:: PROBLEM TO SOLVE ::
How many of these lines hold the string "分部积分"? Answer with the number only.

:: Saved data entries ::
.....

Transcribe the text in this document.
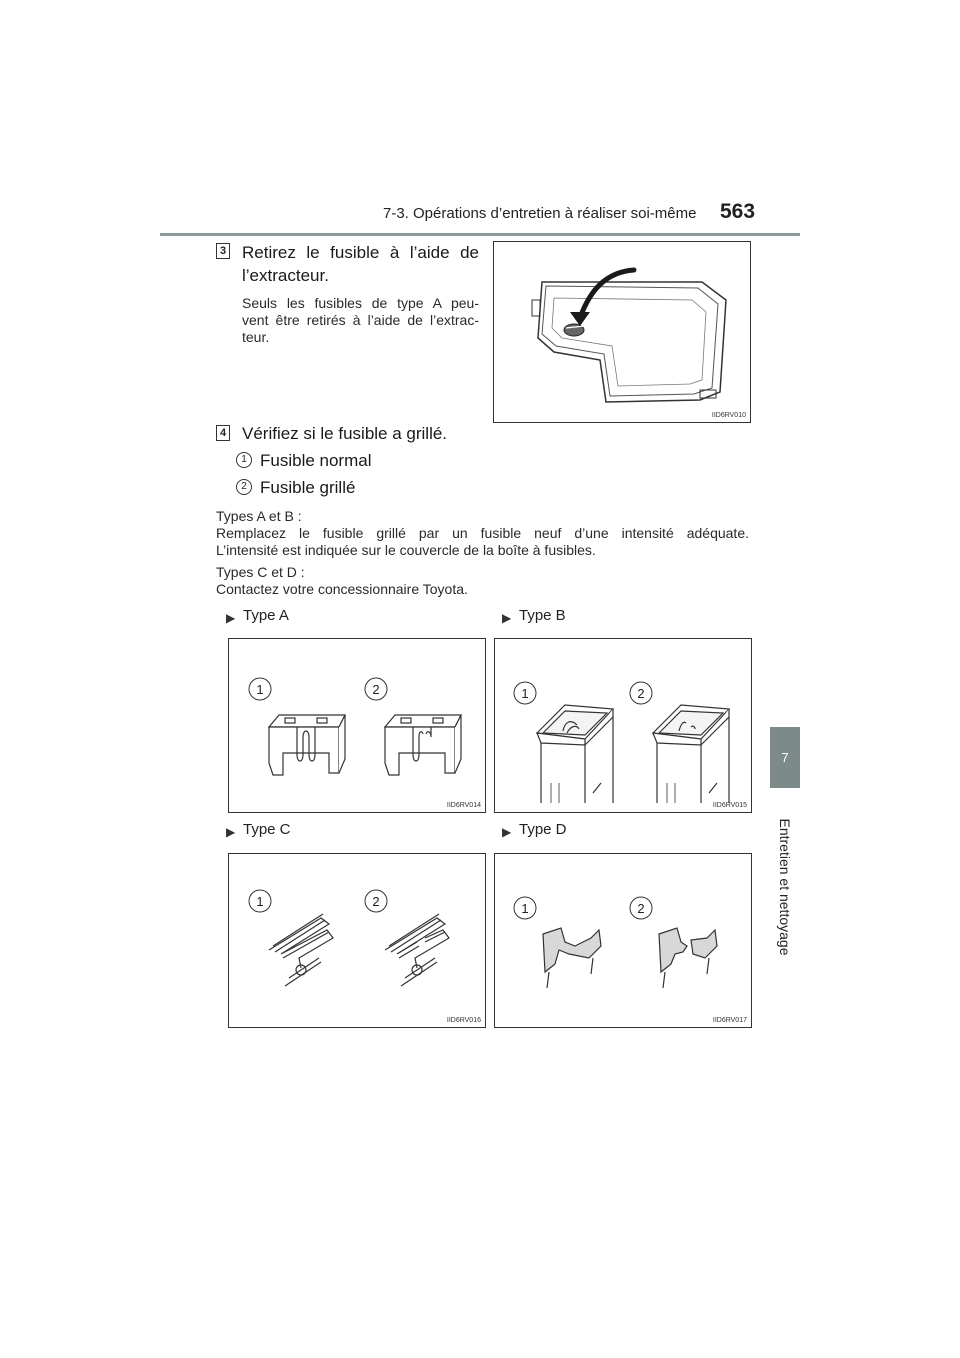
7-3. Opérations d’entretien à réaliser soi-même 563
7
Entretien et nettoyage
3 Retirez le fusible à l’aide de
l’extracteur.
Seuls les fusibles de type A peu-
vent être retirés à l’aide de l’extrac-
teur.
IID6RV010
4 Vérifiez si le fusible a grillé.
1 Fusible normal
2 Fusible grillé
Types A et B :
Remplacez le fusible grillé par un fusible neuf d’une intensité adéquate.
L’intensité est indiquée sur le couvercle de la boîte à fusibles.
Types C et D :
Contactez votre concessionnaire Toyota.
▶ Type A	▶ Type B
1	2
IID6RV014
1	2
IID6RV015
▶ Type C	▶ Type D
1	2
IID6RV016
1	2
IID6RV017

.....

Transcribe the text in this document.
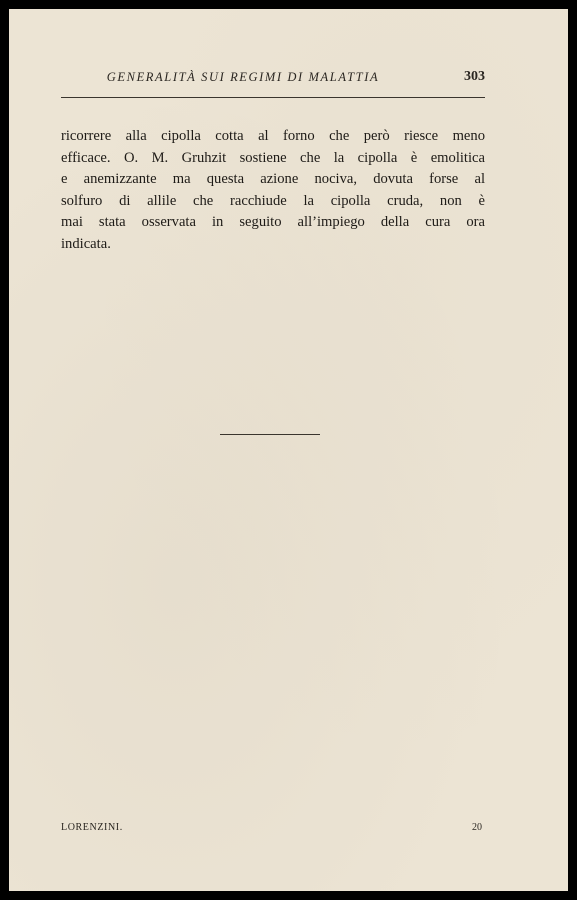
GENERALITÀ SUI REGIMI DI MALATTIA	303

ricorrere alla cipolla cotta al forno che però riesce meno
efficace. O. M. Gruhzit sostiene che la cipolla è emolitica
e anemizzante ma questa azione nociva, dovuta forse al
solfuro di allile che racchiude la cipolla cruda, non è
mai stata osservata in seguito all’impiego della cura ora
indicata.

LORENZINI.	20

.....

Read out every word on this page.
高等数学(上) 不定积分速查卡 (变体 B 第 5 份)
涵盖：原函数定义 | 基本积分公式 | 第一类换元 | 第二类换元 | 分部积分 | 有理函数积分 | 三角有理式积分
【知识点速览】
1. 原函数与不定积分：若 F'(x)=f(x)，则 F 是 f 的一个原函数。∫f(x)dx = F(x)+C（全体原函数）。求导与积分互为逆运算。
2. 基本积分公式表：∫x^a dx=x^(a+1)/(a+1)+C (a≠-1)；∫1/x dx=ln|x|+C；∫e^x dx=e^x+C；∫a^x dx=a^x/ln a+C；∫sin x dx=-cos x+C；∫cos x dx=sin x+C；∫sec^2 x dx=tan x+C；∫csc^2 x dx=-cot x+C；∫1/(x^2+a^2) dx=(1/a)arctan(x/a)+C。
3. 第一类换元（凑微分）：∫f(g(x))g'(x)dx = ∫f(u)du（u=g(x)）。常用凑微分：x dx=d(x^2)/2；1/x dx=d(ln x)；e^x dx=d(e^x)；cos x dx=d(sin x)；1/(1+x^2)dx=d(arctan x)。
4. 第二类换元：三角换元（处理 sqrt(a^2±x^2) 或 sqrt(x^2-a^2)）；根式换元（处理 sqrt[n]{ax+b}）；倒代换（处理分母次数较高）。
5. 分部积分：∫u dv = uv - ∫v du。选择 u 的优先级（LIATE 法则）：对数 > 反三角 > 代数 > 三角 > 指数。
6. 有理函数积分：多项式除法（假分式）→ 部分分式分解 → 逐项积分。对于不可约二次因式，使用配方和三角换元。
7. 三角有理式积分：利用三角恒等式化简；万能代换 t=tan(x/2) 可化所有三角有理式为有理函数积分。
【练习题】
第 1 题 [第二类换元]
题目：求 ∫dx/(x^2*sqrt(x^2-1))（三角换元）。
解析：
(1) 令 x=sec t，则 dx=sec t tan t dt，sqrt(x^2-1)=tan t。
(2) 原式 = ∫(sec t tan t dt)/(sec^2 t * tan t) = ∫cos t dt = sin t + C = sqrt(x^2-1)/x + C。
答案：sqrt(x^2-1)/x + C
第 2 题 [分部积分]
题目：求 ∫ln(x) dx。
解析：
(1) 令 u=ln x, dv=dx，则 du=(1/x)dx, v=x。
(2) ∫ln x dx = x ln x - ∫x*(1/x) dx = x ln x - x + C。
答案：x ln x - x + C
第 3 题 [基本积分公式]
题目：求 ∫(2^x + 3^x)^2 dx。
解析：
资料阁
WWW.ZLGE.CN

.....

:: WRITTEN RESPONSE ::
3